----- Stored records -----

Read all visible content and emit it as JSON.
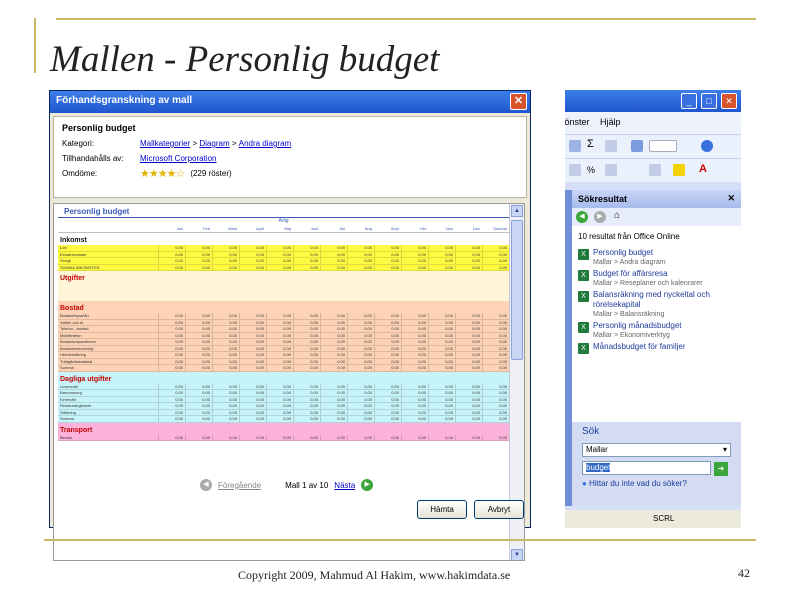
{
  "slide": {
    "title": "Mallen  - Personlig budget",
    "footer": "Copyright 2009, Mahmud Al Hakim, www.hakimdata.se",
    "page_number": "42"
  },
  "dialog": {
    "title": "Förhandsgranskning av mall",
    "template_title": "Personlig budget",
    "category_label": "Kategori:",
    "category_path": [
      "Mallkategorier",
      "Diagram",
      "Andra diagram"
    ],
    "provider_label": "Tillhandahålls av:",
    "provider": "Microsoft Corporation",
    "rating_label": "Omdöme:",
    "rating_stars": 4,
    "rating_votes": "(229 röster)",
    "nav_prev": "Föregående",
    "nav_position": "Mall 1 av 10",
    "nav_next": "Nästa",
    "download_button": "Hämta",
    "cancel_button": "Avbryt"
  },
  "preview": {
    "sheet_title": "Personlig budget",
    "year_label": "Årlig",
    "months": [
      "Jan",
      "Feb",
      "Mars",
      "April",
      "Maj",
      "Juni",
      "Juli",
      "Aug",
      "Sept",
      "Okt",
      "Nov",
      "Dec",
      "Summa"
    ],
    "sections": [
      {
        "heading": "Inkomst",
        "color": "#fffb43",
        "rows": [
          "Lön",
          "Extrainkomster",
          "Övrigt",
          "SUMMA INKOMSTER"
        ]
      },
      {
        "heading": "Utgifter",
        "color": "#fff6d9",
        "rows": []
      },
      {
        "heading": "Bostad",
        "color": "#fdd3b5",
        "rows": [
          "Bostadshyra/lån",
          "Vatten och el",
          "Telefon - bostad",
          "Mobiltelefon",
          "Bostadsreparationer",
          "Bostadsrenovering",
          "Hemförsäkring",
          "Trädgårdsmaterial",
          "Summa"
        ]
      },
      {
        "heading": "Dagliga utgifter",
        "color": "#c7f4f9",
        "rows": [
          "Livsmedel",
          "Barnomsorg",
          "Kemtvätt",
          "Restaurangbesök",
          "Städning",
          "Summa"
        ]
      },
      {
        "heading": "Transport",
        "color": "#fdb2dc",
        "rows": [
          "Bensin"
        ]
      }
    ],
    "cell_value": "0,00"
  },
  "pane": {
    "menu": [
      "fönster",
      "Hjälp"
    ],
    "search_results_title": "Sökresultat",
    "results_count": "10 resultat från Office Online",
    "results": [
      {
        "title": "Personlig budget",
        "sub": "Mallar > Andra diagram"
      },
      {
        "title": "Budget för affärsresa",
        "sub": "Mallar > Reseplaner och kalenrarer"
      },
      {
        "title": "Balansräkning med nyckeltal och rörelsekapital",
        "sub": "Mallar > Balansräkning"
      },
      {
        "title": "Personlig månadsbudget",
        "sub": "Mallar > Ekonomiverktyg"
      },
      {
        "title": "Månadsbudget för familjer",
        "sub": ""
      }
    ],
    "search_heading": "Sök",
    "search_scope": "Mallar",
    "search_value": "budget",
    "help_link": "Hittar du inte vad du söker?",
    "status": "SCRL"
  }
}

-----

Pictures excluded, quote all the data above exactly.

◆ **Full response**:
Read all visible content and emit it as JSON.
{
  "slide": {
    "title": "Mallen  - Personlig budget",
    "footer": "Copyright 2009, Mahmud Al Hakim, www.hakimdata.se",
    "page_number": "42"
  },
  "dialog": {
    "title": "Förhandsgranskning av mall",
    "template_title": "Personlig budget",
    "category_label": "Kategori:",
    "category_path": [
      "Mallkategorier",
      "Diagram",
      "Andra diagram"
    ],
    "provider_label": "Tillhandahålls av:",
    "provider": "Microsoft Corporation",
    "rating_label": "Omdöme:",
    "rating_stars": 4,
    "rating_votes": "(229 röster)",
    "nav_prev": "Föregående",
    "nav_position": "Mall 1 av 10",
    "nav_next": "Nästa",
    "download_button": "Hämta",
    "cancel_button": "Avbryt"
  },
  "preview": {
    "sheet_title": "Personlig budget",
    "year_label": "Årlig",
    "months": [
      "Jan",
      "Feb",
      "Mars",
      "April",
      "Maj",
      "Juni",
      "Juli",
      "Aug",
      "Sept",
      "Okt",
      "Nov",
      "Dec",
      "Summa"
    ],
    "sections": [
      {
        "heading": "Inkomst",
        "color": "#fffb43",
        "rows": [
          "Lön",
          "Extrainkomster",
          "Övrigt",
          "SUMMA INKOMSTER"
        ]
      },
      {
        "heading": "Utgifter",
        "color": "#fff6d9",
        "rows": []
      },
      {
        "heading": "Bostad",
        "color": "#fdd3b5",
        "rows": [
          "Bostadshyra/lån",
          "Vatten och el",
          "Telefon - bostad",
          "Mobiltelefon",
          "Bostadsreparationer",
          "Bostadsrenovering",
          "Hemförsäkring",
          "Trädgårdsmaterial",
          "Summa"
        ]
      },
      {
        "heading": "Dagliga utgifter",
        "color": "#c7f4f9",
        "rows": [
          "Livsmedel",
          "Barnomsorg",
          "Kemtvätt",
          "Restaurangbesök",
          "Städning",
          "Summa"
        ]
      },
      {
        "heading": "Transport",
        "color": "#fdb2dc",
        "rows": [
          "Bensin"
        ]
      }
    ],
    "cell_value": "0,00"
  },
  "pane": {
    "menu": [
      "fönster",
      "Hjälp"
    ],
    "search_results_title": "Sökresultat",
    "results_count": "10 resultat från Office Online",
    "results": [
      {
        "title": "Personlig budget",
        "sub": "Mallar > Andra diagram"
      },
      {
        "title": "Budget för affärsresa",
        "sub": "Mallar > Reseplaner och kalenrarer"
      },
      {
        "title": "Balansräkning med nyckeltal och rörelsekapital",
        "sub": "Mallar > Balansräkning"
      },
      {
        "title": "Personlig månadsbudget",
        "sub": "Mallar > Ekonomiverktyg"
      },
      {
        "title": "Månadsbudget för familjer",
        "sub": ""
      }
    ],
    "search_heading": "Sök",
    "search_scope": "Mallar",
    "search_value": "budget",
    "help_link": "Hittar du inte vad du söker?",
    "status": "SCRL"
  }
}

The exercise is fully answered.